Data extracted from a collection
┄┄┄┄┄┄

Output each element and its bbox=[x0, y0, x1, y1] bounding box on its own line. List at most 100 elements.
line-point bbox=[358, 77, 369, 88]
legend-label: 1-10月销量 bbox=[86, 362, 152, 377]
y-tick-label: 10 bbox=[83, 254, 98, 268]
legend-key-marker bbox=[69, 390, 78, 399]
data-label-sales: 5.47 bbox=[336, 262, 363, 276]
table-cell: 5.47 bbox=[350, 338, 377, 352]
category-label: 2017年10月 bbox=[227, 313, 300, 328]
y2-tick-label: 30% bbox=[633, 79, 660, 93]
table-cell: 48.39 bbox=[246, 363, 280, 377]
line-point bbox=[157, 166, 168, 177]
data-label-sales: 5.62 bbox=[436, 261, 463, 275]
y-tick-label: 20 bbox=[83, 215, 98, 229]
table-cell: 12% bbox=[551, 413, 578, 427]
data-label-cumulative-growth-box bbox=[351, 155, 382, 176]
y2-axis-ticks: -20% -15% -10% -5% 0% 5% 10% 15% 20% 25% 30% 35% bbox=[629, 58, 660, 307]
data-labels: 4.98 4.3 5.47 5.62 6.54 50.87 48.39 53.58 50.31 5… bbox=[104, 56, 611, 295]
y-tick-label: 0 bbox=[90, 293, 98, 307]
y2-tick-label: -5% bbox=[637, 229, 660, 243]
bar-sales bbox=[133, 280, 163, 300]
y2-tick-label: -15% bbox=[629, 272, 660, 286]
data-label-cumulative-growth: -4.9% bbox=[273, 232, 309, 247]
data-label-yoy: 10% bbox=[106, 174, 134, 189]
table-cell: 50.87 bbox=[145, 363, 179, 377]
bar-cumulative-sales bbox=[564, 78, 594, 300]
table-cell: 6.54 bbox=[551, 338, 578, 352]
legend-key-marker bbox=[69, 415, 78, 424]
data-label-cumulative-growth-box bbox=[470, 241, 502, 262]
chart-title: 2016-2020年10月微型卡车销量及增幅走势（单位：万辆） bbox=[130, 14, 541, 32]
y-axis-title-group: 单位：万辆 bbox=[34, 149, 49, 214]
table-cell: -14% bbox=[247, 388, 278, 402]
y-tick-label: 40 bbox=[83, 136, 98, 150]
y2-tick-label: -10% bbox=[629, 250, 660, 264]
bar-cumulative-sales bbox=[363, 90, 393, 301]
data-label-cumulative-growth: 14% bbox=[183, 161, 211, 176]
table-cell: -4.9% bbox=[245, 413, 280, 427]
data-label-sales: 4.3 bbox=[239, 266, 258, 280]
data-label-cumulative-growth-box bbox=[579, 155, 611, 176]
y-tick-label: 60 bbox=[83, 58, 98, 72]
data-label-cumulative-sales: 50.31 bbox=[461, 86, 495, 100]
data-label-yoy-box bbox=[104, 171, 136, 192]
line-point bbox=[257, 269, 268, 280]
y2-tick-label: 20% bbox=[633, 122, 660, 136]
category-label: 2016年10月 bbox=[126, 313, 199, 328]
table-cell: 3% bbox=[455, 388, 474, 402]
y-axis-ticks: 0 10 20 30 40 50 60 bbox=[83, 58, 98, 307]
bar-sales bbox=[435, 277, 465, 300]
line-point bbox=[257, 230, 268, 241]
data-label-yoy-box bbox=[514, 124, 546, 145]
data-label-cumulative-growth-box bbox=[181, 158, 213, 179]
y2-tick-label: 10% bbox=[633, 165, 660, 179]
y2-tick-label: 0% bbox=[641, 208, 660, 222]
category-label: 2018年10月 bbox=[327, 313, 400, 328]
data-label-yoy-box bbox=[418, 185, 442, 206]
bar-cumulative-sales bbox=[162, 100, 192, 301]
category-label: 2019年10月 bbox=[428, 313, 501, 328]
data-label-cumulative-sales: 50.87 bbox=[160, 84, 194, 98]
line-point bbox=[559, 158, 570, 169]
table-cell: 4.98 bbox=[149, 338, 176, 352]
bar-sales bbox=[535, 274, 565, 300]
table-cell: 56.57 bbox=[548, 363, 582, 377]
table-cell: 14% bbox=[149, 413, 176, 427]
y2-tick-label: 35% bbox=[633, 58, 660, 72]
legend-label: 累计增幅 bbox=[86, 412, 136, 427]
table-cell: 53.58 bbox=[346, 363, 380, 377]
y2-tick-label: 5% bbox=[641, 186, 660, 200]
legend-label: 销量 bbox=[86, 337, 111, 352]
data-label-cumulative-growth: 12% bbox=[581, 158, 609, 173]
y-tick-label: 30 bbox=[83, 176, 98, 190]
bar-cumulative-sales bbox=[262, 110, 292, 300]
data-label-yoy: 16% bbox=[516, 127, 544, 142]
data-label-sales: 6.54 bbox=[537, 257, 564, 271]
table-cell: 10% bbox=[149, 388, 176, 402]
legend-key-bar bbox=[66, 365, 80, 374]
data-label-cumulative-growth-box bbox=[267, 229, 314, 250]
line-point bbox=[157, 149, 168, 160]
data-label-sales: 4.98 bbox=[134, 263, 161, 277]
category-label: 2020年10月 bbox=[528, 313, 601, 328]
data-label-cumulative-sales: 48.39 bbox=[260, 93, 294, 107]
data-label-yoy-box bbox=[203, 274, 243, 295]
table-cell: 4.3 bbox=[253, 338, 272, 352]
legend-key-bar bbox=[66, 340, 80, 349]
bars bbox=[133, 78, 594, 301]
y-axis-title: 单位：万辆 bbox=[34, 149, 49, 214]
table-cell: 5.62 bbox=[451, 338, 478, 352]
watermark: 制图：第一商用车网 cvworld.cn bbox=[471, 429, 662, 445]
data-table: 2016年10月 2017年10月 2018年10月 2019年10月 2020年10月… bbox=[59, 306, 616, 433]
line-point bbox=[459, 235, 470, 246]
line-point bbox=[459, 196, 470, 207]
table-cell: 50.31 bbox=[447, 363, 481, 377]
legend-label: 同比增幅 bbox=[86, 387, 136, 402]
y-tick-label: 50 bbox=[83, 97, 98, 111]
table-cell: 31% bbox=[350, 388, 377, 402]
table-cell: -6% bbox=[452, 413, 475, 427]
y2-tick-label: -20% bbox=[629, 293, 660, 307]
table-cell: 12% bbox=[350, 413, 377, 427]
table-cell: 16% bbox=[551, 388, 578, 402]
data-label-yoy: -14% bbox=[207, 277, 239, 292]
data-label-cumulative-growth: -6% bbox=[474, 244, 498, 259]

┄┄┄┄┄┄

Exercise details:
Please state how many lines of the items contain the string "legend", matching case exactly. Give only the number.

Answer in full:
8